**Problem details**
Your task is to retype each line of the data below exactly.

>>>>

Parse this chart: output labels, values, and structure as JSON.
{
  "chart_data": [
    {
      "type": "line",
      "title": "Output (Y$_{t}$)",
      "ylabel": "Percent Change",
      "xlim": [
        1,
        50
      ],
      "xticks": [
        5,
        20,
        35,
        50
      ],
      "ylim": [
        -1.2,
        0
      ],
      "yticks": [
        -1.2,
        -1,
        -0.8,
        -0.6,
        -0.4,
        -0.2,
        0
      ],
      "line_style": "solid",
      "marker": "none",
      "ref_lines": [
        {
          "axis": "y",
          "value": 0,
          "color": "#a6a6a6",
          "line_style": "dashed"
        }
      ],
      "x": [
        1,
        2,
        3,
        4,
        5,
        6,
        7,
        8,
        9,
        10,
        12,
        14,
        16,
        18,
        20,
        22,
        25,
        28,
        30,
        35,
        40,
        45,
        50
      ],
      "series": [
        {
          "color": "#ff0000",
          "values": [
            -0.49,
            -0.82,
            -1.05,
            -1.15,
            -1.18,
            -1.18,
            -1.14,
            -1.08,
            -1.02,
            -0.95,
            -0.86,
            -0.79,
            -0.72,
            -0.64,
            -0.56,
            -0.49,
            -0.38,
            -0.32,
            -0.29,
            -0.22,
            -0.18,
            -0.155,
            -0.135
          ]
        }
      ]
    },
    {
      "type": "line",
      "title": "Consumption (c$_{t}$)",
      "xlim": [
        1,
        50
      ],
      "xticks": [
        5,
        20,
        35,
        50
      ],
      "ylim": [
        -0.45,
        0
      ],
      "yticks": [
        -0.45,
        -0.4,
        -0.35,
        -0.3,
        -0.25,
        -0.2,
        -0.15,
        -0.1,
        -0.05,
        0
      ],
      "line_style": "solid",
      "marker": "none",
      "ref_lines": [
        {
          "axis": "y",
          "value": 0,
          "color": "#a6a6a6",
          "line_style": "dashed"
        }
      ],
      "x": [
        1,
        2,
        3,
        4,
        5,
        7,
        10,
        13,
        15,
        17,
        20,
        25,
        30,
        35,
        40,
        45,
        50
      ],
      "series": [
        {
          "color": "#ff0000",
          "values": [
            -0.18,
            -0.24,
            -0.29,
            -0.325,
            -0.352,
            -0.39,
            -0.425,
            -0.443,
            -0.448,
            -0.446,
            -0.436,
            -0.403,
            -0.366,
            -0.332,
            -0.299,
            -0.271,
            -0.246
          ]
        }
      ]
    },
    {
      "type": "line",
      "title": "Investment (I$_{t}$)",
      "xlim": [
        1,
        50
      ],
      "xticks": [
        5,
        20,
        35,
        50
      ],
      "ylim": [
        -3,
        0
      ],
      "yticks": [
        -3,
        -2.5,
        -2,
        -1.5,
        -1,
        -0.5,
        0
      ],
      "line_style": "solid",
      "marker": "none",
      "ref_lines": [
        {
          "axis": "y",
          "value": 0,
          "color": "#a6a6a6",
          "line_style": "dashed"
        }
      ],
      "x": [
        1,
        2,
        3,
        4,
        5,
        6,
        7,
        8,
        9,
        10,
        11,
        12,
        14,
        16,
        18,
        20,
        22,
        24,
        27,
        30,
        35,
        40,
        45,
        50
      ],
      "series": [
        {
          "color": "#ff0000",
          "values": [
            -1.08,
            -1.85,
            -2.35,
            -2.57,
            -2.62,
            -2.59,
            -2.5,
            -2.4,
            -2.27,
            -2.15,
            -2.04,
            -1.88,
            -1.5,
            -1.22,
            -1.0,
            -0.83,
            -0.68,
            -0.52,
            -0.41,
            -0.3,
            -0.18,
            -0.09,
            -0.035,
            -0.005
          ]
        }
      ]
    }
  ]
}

<<<<

**Answer to the problem**
Parse this chart: output labels, values, and structure as JSON.
{
  "chart_data": [
    {
      "type": "line",
      "title": "Output (Y$_{t}$)",
      "ylabel": "Percent Change",
      "xlim": [
        1,
        50
      ],
      "xticks": [
        5,
        20,
        35,
        50
      ],
      "ylim": [
        -1.2,
        0
      ],
      "yticks": [
        -1.2,
        -1,
        -0.8,
        -0.6,
        -0.4,
        -0.2,
        0
      ],
      "line_style": "solid",
      "marker": "none",
      "ref_lines": [
        {
          "axis": "y",
          "value": 0,
          "color": "#a6a6a6",
          "line_style": "dashed"
        }
      ],
      "x": [
        1,
        2,
        3,
        4,
        5,
        6,
        7,
        8,
        9,
        10,
        12,
        14,
        16,
        18,
        20,
        22,
        25,
        28,
        30,
        35,
        40,
        45,
        50
      ],
      "series": [
        {
          "color": "#ff0000",
          "values": [
            -0.49,
            -0.82,
            -1.05,
            -1.15,
            -1.18,
            -1.18,
            -1.14,
            -1.08,
            -1.02,
            -0.95,
            -0.86,
            -0.79,
            -0.72,
            -0.64,
            -0.56,
            -0.49,
            -0.38,
            -0.32,
            -0.29,
            -0.22,
            -0.18,
            -0.155,
            -0.135
          ]
        }
      ]
    },
    {
      "type": "line",
      "title": "Consumption (c$_{t}$)",
      "xlim": [
        1,
        50
      ],
      "xticks": [
        5,
        20,
        35,
        50
      ],
      "ylim": [
        -0.45,
        0
      ],
      "yticks": [
        -0.45,
        -0.4,
        -0.35,
        -0.3,
        -0.25,
        -0.2,
        -0.15,
        -0.1,
        -0.05,
        0
      ],
      "line_style": "solid",
      "marker": "none",
      "ref_lines": [
        {
          "axis": "y",
          "value": 0,
          "color": "#a6a6a6",
          "line_style": "dashed"
        }
      ],
      "x": [
        1,
        2,
        3,
        4,
        5,
        7,
        10,
        13,
        15,
        17,
        20,
        25,
        30,
        35,
        40,
        45,
        50
      ],
      "series": [
        {
          "color": "#ff0000",
          "values": [
            -0.18,
            -0.24,
            -0.29,
            -0.325,
            -0.352,
            -0.39,
            -0.425,
            -0.443,
            -0.448,
            -0.446,
            -0.436,
            -0.403,
            -0.366,
            -0.332,
            -0.299,
            -0.271,
            -0.246
          ]
        }
      ]
    },
    {
      "type": "line",
      "title": "Investment (I$_{t}$)",
      "xlim": [
        1,
        50
      ],
      "xticks": [
        5,
        20,
        35,
        50
      ],
      "ylim": [
        -3,
        0
      ],
      "yticks": [
        -3,
        -2.5,
        -2,
        -1.5,
        -1,
        -0.5,
        0
      ],
      "line_style": "solid",
      "marker": "none",
      "ref_lines": [
        {
          "axis": "y",
          "value": 0,
          "color": "#a6a6a6",
          "line_style": "dashed"
        }
      ],
      "x": [
        1,
        2,
        3,
        4,
        5,
        6,
        7,
        8,
        9,
        10,
        11,
        12,
        14,
        16,
        18,
        20,
        22,
        24,
        27,
        30,
        35,
        40,
        45,
        50
      ],
      "series": [
        {
          "color": "#ff0000",
          "values": [
            -1.08,
            -1.85,
            -2.35,
            -2.57,
            -2.62,
            -2.59,
            -2.5,
            -2.4,
            -2.27,
            -2.15,
            -2.04,
            -1.88,
            -1.5,
            -1.22,
            -1.0,
            -0.83,
            -0.68,
            -0.52,
            -0.41,
            -0.3,
            -0.18,
            -0.09,
            -0.035,
            -0.005
          ]
        }
      ]
    }
  ]
}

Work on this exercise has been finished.